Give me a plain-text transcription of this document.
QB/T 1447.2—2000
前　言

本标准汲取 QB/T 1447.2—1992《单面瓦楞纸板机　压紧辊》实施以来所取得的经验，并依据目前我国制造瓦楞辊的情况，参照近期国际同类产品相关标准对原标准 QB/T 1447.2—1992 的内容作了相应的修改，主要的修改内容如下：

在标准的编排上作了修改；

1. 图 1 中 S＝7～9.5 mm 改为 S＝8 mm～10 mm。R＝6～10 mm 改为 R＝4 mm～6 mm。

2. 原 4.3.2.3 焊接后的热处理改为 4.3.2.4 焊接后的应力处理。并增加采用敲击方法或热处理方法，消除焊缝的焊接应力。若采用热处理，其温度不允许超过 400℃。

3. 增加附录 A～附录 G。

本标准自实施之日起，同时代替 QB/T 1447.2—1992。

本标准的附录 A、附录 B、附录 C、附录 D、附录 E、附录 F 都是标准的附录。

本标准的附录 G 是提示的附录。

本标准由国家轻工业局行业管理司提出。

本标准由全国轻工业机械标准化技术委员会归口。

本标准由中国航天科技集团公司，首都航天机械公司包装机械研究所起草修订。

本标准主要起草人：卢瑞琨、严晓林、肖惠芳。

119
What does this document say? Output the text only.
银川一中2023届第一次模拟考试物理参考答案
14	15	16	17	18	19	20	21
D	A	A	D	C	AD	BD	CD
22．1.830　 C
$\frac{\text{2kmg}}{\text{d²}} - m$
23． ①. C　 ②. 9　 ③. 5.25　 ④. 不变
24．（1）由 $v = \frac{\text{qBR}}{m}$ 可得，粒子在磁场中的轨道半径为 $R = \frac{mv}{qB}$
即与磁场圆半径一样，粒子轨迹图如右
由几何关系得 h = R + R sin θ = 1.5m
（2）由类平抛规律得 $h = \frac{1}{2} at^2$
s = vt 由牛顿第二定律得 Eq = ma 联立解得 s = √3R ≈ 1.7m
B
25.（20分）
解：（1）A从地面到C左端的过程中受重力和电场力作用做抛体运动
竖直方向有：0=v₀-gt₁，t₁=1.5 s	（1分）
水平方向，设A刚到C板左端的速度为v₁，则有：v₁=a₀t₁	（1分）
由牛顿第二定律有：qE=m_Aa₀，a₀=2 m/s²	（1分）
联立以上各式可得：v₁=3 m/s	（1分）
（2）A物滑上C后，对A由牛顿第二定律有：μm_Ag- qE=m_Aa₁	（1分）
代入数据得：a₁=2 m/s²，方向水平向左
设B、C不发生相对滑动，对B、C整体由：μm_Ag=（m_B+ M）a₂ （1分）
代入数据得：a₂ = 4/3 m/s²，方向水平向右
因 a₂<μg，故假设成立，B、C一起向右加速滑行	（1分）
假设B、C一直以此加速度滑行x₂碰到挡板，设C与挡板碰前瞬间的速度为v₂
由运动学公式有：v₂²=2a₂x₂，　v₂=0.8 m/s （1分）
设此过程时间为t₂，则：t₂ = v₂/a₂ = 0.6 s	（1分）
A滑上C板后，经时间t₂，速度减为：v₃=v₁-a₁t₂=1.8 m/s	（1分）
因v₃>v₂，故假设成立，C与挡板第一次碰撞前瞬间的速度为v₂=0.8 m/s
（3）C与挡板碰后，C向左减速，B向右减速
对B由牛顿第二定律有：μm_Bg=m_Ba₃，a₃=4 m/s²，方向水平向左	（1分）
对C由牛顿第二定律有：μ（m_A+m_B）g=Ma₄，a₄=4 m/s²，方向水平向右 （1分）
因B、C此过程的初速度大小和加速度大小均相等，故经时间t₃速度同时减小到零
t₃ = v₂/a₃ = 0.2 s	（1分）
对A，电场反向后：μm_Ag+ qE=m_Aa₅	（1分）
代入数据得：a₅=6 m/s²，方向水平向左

━━━━━━━━━━━━━━━━━━━━━━━━━━━━━━

### PROMPT:
Print the listing above in its entirety, with every line exact.

### IN RESPONSE:
Give me a plain-text transcription of this document.
QB/T 1447.2—2000
前　言

本标准汲取 QB/T 1447.2—1992《单面瓦楞纸板机　压紧辊》实施以来所取得的经验，并依据目前我国制造瓦楞辊的情况，参照近期国际同类产品相关标准对原标准 QB/T 1447.2—1992 的内容作了相应的修改，主要的修改内容如下：

在标准的编排上作了修改；

1. 图 1 中 S＝7～9.5 mm 改为 S＝8 mm～10 mm。R＝6～10 mm 改为 R＝4 mm～6 mm。

2. 原 4.3.2.3 焊接后的热处理改为 4.3.2.4 焊接后的应力处理。并增加采用敲击方法或热处理方法，消除焊缝的焊接应力。若采用热处理，其温度不允许超过 400℃。

3. 增加附录 A～附录 G。

本标准自实施之日起，同时代替 QB/T 1447.2—1992。

本标准的附录 A、附录 B、附录 C、附录 D、附录 E、附录 F 都是标准的附录。

本标准的附录 G 是提示的附录。

本标准由国家轻工业局行业管理司提出。

本标准由全国轻工业机械标准化技术委员会归口。

本标准由中国航天科技集团公司，首都航天机械公司包装机械研究所起草修订。

本标准主要起草人：卢瑞琨、严晓林、肖惠芳。

119
What does this document say? Output the text only.
银川一中2023届第一次模拟考试物理参考答案
14	15	16	17	18	19	20	21
D	A	A	D	C	AD	BD	CD
22．1.830　 C
$\frac{\text{2kmg}}{\text{d²}} - m$
23． ①. C　 ②. 9　 ③. 5.25　 ④. 不变
24．（1）由 $v = \frac{\text{qBR}}{m}$ 可得，粒子在磁场中的轨道半径为 $R = \frac{mv}{qB}$
即与磁场圆半径一样，粒子轨迹图如右
由几何关系得 h = R + R sin θ = 1.5m
（2）由类平抛规律得 $h = \frac{1}{2} at^2$
s = vt 由牛顿第二定律得 Eq = ma 联立解得 s = √3R ≈ 1.7m
B
25.（20分）
解：（1）A从地面到C左端的过程中受重力和电场力作用做抛体运动
竖直方向有：0=v₀-gt₁，t₁=1.5 s	（1分）
水平方向，设A刚到C板左端的速度为v₁，则有：v₁=a₀t₁	（1分）
由牛顿第二定律有：qE=m_Aa₀，a₀=2 m/s²	（1分）
联立以上各式可得：v₁=3 m/s	（1分）
（2）A物滑上C后，对A由牛顿第二定律有：μm_Ag- qE=m_Aa₁	（1分）
代入数据得：a₁=2 m/s²，方向水平向左
设B、C不发生相对滑动，对B、C整体由：μm_Ag=（m_B+ M）a₂ （1分）
代入数据得：a₂ = 4/3 m/s²，方向水平向右
因 a₂<μg，故假设成立，B、C一起向右加速滑行	（1分）
假设B、C一直以此加速度滑行x₂碰到挡板，设C与挡板碰前瞬间的速度为v₂
由运动学公式有：v₂²=2a₂x₂，　v₂=0.8 m/s （1分）
设此过程时间为t₂，则：t₂ = v₂/a₂ = 0.6 s	（1分）
A滑上C板后，经时间t₂，速度减为：v₃=v₁-a₁t₂=1.8 m/s	（1分）
因v₃>v₂，故假设成立，C与挡板第一次碰撞前瞬间的速度为v₂=0.8 m/s
（3）C与挡板碰后，C向左减速，B向右减速
对B由牛顿第二定律有：μm_Bg=m_Ba₃，a₃=4 m/s²，方向水平向左	（1分）
对C由牛顿第二定律有：μ（m_A+m_B）g=Ma₄，a₄=4 m/s²，方向水平向右 （1分）
因B、C此过程的初速度大小和加速度大小均相等，故经时间t₃速度同时减小到零
t₃ = v₂/a₃ = 0.2 s	（1分）
对A，电场反向后：μm_Ag+ qE=m_Aa₅	（1分）
代入数据得：a₅=6 m/s²，方向水平向左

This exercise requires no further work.